__Aim__:
Here are some entries; quote each one exactly.

Collected data
'''

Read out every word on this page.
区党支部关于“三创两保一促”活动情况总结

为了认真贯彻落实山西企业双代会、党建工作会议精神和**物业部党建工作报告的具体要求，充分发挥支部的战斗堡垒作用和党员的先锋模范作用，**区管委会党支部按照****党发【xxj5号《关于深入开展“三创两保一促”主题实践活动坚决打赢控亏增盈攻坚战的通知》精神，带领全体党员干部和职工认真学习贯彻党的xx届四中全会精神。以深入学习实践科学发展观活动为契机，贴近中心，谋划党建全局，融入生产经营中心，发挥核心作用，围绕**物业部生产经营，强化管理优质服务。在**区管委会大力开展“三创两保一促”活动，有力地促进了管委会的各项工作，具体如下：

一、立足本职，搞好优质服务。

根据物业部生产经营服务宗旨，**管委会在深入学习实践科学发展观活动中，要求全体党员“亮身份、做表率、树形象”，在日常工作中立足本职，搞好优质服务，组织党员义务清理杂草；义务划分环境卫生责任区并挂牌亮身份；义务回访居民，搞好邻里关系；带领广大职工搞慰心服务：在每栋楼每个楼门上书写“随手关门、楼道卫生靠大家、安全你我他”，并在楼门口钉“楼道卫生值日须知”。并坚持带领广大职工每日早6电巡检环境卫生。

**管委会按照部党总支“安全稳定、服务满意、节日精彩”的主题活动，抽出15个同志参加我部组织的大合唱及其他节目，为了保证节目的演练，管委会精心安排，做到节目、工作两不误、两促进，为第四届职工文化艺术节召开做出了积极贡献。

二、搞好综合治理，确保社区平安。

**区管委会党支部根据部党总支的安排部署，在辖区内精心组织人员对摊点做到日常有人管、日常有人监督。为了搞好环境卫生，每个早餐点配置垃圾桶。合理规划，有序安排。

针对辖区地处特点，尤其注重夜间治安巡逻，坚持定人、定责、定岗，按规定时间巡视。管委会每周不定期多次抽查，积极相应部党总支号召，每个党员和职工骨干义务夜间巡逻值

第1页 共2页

'''

__Exercise output__:
Read out every word on this page.
区党支部关于“三创两保一促”活动情况总结

为了认真贯彻落实山西企业双代会、党建工作会议精神和**物业部党建工作报告的具体要求，充分发挥支部的战斗堡垒作用和党员的先锋模范作用，**区管委会党支部按照****党发【xxj5号《关于深入开展“三创两保一促”主题实践活动坚决打赢控亏增盈攻坚战的通知》精神，带领全体党员干部和职工认真学习贯彻党的xx届四中全会精神。以深入学习实践科学发展观活动为契机，贴近中心，谋划党建全局，融入生产经营中心，发挥核心作用，围绕**物业部生产经营，强化管理优质服务。在**区管委会大力开展“三创两保一促”活动，有力地促进了管委会的各项工作，具体如下：

一、立足本职，搞好优质服务。

根据物业部生产经营服务宗旨，**管委会在深入学习实践科学发展观活动中，要求全体党员“亮身份、做表率、树形象”，在日常工作中立足本职，搞好优质服务，组织党员义务清理杂草；义务划分环境卫生责任区并挂牌亮身份；义务回访居民，搞好邻里关系；带领广大职工搞慰心服务：在每栋楼每个楼门上书写“随手关门、楼道卫生靠大家、安全你我他”，并在楼门口钉“楼道卫生值日须知”。并坚持带领广大职工每日早6电巡检环境卫生。

**管委会按照部党总支“安全稳定、服务满意、节日精彩”的主题活动，抽出15个同志参加我部组织的大合唱及其他节目，为了保证节目的演练，管委会精心安排，做到节目、工作两不误、两促进，为第四届职工文化艺术节召开做出了积极贡献。

二、搞好综合治理，确保社区平安。

**区管委会党支部根据部党总支的安排部署，在辖区内精心组织人员对摊点做到日常有人管、日常有人监督。为了搞好环境卫生，每个早餐点配置垃圾桶。合理规划，有序安排。

针对辖区地处特点，尤其注重夜间治安巡逻，坚持定人、定责、定岗，按规定时间巡视。管委会每周不定期多次抽查，积极相应部党总支号召，每个党员和职工骨干义务夜间巡逻值

第1页 共2页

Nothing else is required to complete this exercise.